■ **DATA SHOWN**:
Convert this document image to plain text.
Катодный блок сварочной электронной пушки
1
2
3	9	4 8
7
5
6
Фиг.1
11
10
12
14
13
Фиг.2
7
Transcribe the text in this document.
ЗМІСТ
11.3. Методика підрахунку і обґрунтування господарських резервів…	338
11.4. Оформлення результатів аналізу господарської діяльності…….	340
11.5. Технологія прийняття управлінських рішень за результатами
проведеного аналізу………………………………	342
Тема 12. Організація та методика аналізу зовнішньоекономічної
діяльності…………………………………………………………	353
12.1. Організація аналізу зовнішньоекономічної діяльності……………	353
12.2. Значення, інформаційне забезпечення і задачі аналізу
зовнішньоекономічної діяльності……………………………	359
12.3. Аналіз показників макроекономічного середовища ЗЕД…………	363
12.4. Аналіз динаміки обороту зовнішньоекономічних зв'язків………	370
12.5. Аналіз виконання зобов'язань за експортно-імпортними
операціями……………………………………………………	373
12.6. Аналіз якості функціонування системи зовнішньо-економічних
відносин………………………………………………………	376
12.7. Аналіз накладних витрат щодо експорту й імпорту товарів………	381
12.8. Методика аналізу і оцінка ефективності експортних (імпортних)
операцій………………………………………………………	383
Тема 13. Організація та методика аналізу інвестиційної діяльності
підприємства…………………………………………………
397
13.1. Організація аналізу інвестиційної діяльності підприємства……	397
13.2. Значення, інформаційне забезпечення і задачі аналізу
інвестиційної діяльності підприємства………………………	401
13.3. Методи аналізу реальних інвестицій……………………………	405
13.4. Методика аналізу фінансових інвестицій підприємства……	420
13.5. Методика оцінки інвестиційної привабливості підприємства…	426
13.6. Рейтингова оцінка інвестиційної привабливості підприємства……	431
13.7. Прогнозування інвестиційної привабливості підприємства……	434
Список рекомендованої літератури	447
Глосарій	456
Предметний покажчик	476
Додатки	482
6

■ **REQUIRED TASK**:
Find "Transcribe the text in this document." in the data above, then repeat that line and all lines after it exactly, ending with the final line.

■ **FINISHED EXERCISE**:
Transcribe the text in this document.
ЗМІСТ
11.3. Методика підрахунку і обґрунтування господарських резервів…	338
11.4. Оформлення результатів аналізу господарської діяльності…….	340
11.5. Технологія прийняття управлінських рішень за результатами
проведеного аналізу………………………………	342
Тема 12. Організація та методика аналізу зовнішньоекономічної
діяльності…………………………………………………………	353
12.1. Організація аналізу зовнішньоекономічної діяльності……………	353
12.2. Значення, інформаційне забезпечення і задачі аналізу
зовнішньоекономічної діяльності……………………………	359
12.3. Аналіз показників макроекономічного середовища ЗЕД…………	363
12.4. Аналіз динаміки обороту зовнішньоекономічних зв'язків………	370
12.5. Аналіз виконання зобов'язань за експортно-імпортними
операціями……………………………………………………	373
12.6. Аналіз якості функціонування системи зовнішньо-економічних
відносин………………………………………………………	376
12.7. Аналіз накладних витрат щодо експорту й імпорту товарів………	381
12.8. Методика аналізу і оцінка ефективності експортних (імпортних)
операцій………………………………………………………	383
Тема 13. Організація та методика аналізу інвестиційної діяльності
підприємства…………………………………………………
397
13.1. Організація аналізу інвестиційної діяльності підприємства……	397
13.2. Значення, інформаційне забезпечення і задачі аналізу
інвестиційної діяльності підприємства………………………	401
13.3. Методи аналізу реальних інвестицій……………………………	405
13.4. Методика аналізу фінансових інвестицій підприємства……	420
13.5. Методика оцінки інвестиційної привабливості підприємства…	426
13.6. Рейтингова оцінка інвестиційної привабливості підприємства……	431
13.7. Прогнозування інвестиційної привабливості підприємства……	434
Список рекомендованої літератури	447
Глосарій	456
Предметний покажчик	476
Додатки	482
6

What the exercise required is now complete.